# STORED ROWS:

-- Start --

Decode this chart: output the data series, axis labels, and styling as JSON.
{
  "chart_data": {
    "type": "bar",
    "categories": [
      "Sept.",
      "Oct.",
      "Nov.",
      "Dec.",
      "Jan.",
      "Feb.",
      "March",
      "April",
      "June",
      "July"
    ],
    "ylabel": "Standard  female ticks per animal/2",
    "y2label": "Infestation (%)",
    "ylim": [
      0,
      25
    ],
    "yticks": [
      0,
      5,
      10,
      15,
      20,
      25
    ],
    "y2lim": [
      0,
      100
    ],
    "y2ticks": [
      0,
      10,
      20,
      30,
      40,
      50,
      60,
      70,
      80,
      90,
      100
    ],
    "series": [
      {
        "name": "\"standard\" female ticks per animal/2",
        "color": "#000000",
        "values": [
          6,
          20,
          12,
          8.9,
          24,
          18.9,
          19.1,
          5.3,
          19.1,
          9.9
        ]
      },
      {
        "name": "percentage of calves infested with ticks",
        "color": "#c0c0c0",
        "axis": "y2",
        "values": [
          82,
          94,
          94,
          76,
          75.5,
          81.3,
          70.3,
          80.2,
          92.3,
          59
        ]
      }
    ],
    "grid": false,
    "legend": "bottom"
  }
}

-- End --
-- Start --

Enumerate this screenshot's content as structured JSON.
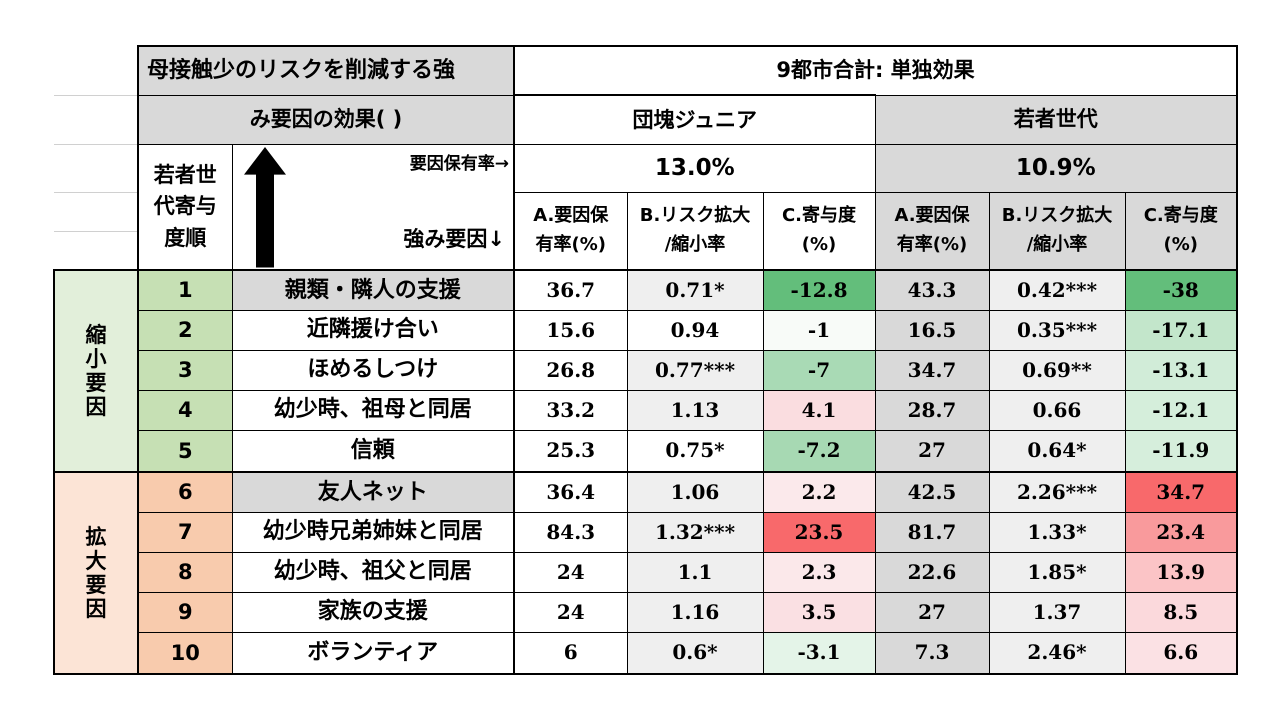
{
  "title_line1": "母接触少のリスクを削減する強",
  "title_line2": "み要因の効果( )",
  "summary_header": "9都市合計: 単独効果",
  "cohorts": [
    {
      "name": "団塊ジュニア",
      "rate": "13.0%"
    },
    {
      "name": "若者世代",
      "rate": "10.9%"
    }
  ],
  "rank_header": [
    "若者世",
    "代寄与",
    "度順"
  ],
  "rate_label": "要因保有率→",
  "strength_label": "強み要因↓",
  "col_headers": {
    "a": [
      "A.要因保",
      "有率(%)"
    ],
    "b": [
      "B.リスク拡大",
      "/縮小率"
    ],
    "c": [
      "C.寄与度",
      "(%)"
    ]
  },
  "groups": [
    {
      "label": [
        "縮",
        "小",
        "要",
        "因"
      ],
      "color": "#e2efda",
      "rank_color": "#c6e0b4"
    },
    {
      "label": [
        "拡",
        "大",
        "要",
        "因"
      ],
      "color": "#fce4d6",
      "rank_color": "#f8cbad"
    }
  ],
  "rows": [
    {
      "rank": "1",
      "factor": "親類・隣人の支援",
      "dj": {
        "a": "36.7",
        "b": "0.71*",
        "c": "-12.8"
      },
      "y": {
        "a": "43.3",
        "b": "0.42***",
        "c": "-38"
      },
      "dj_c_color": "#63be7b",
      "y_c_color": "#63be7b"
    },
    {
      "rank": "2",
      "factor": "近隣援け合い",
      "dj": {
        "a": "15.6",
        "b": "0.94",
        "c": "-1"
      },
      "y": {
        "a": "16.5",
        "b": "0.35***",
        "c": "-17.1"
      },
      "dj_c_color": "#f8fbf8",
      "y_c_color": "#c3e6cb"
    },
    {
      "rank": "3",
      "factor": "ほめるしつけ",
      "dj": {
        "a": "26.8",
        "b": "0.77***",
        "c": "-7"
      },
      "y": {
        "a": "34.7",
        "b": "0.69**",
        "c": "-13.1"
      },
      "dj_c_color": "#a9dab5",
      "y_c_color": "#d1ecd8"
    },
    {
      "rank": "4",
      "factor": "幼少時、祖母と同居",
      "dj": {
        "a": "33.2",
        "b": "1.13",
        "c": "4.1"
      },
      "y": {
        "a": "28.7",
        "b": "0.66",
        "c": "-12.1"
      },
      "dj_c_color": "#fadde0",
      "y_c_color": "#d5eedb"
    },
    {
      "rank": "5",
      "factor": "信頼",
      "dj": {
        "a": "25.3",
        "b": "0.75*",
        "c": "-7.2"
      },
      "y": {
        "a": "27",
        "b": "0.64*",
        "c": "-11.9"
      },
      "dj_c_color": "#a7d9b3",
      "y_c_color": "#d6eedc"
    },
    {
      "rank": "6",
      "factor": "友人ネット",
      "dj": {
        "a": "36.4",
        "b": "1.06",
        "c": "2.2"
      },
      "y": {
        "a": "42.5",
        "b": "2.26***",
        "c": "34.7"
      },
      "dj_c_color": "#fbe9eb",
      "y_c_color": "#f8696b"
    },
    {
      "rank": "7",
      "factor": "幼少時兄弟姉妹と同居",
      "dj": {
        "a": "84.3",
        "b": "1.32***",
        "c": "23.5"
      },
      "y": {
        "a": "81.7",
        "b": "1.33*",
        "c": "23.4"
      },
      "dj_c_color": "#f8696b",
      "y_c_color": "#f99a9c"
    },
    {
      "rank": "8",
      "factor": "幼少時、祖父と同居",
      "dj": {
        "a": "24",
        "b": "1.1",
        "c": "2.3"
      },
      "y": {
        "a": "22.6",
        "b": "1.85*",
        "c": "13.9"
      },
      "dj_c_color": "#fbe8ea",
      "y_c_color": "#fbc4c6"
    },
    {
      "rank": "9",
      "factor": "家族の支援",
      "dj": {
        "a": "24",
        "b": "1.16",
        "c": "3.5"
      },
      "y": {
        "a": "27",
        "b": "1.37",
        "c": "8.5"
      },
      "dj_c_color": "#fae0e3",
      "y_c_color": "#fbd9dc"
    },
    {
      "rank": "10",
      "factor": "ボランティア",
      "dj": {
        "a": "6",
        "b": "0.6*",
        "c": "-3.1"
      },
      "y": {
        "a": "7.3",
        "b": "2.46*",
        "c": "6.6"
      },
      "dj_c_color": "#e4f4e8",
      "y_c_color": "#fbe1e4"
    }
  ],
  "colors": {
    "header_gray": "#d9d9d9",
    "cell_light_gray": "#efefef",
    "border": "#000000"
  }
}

-- End --

# YOUR INSTRUCTIONS:
Filter out every line that lacks the word "axis", and copy the rest.

# RESPONSE TO THE EXERCISE:
Decode this chart: output the data series, axis labels, and styling as JSON.
        "axis": "y2",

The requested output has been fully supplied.